Instructions for the task: Take the material below and write it all out again exactly.

Recorded data:
(begin)

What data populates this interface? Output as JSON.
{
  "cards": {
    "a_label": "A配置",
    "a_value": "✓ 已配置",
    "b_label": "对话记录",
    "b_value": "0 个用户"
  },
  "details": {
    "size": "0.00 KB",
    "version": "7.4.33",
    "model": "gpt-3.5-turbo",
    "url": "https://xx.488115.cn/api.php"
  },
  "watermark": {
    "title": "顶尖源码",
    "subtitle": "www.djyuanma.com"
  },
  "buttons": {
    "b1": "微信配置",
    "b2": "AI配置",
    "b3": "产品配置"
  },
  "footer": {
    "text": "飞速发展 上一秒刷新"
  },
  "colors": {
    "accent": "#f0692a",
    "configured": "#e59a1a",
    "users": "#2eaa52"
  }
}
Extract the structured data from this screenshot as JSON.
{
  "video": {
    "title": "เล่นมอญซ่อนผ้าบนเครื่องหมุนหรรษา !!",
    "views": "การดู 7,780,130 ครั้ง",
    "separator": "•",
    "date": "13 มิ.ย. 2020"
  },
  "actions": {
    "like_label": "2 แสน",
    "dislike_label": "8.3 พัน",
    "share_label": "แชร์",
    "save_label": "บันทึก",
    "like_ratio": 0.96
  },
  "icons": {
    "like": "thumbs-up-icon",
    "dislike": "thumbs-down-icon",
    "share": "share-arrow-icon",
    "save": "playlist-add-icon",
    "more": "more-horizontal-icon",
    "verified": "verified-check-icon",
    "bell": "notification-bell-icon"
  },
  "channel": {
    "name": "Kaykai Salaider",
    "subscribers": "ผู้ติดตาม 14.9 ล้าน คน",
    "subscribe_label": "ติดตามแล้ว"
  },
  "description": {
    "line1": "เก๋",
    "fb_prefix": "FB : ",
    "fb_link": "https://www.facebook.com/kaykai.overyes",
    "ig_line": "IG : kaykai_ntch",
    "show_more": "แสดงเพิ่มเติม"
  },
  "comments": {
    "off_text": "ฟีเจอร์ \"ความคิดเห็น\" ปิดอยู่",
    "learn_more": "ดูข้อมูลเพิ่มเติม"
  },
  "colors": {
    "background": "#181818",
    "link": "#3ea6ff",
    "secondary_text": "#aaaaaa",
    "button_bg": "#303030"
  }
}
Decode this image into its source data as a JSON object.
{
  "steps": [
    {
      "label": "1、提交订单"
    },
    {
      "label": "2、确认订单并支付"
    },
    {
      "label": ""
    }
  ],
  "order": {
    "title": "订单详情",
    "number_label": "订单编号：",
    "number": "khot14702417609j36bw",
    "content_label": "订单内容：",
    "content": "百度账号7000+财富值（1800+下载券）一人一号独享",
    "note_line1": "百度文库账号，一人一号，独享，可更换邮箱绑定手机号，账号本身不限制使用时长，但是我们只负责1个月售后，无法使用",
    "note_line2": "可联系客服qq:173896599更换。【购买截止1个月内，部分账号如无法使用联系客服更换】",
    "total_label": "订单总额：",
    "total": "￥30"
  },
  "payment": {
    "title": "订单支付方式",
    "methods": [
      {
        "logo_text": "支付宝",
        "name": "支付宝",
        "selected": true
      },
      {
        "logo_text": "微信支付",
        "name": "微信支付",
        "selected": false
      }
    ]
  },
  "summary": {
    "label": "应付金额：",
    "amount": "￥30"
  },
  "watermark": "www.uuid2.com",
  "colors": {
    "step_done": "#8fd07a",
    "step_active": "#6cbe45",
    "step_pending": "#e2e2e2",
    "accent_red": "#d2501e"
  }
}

(end)

Solved exercise:
What data populates this interface? Output as JSON.
{
  "cards": {
    "a_label": "A配置",
    "a_value": "✓ 已配置",
    "b_label": "对话记录",
    "b_value": "0 个用户"
  },
  "details": {
    "size": "0.00 KB",
    "version": "7.4.33",
    "model": "gpt-3.5-turbo",
    "url": "https://xx.488115.cn/api.php"
  },
  "watermark": {
    "title": "顶尖源码",
    "subtitle": "www.djyuanma.com"
  },
  "buttons": {
    "b1": "微信配置",
    "b2": "AI配置",
    "b3": "产品配置"
  },
  "footer": {
    "text": "飞速发展 上一秒刷新"
  },
  "colors": {
    "accent": "#f0692a",
    "configured": "#e59a1a",
    "users": "#2eaa52"
  }
}
Extract the structured data from this screenshot as JSON.
{
  "video": {
    "title": "เล่นมอญซ่อนผ้าบนเครื่องหมุนหรรษา !!",
    "views": "การดู 7,780,130 ครั้ง",
    "separator": "•",
    "date": "13 มิ.ย. 2020"
  },
  "actions": {
    "like_label": "2 แสน",
    "dislike_label": "8.3 พัน",
    "share_label": "แชร์",
    "save_label": "บันทึก",
    "like_ratio": 0.96
  },
  "icons": {
    "like": "thumbs-up-icon",
    "dislike": "thumbs-down-icon",
    "share": "share-arrow-icon",
    "save": "playlist-add-icon",
    "more": "more-horizontal-icon",
    "verified": "verified-check-icon",
    "bell": "notification-bell-icon"
  },
  "channel": {
    "name": "Kaykai Salaider",
    "subscribers": "ผู้ติดตาม 14.9 ล้าน คน",
    "subscribe_label": "ติดตามแล้ว"
  },
  "description": {
    "line1": "เก๋",
    "fb_prefix": "FB : ",
    "fb_link": "https://www.facebook.com/kaykai.overyes",
    "ig_line": "IG : kaykai_ntch",
    "show_more": "แสดงเพิ่มเติม"
  },
  "comments": {
    "off_text": "ฟีเจอร์ \"ความคิดเห็น\" ปิดอยู่",
    "learn_more": "ดูข้อมูลเพิ่มเติม"
  },
  "colors": {
    "background": "#181818",
    "link": "#3ea6ff",
    "secondary_text": "#aaaaaa",
    "button_bg": "#303030"
  }
}
Decode this image into its source data as a JSON object.
{
  "steps": [
    {
      "label": "1、提交订单"
    },
    {
      "label": "2、确认订单并支付"
    },
    {
      "label": ""
    }
  ],
  "order": {
    "title": "订单详情",
    "number_label": "订单编号：",
    "number": "khot14702417609j36bw",
    "content_label": "订单内容：",
    "content": "百度账号7000+财富值（1800+下载券）一人一号独享",
    "note_line1": "百度文库账号，一人一号，独享，可更换邮箱绑定手机号，账号本身不限制使用时长，但是我们只负责1个月售后，无法使用",
    "note_line2": "可联系客服qq:173896599更换。【购买截止1个月内，部分账号如无法使用联系客服更换】",
    "total_label": "订单总额：",
    "total": "￥30"
  },
  "payment": {
    "title": "订单支付方式",
    "methods": [
      {
        "logo_text": "支付宝",
        "name": "支付宝",
        "selected": true
      },
      {
        "logo_text": "微信支付",
        "name": "微信支付",
        "selected": false
      }
    ]
  },
  "summary": {
    "label": "应付金额：",
    "amount": "￥30"
  },
  "watermark": "www.uuid2.com",
  "colors": {
    "step_done": "#8fd07a",
    "step_active": "#6cbe45",
    "step_pending": "#e2e2e2",
    "accent_red": "#d2501e"
  }
}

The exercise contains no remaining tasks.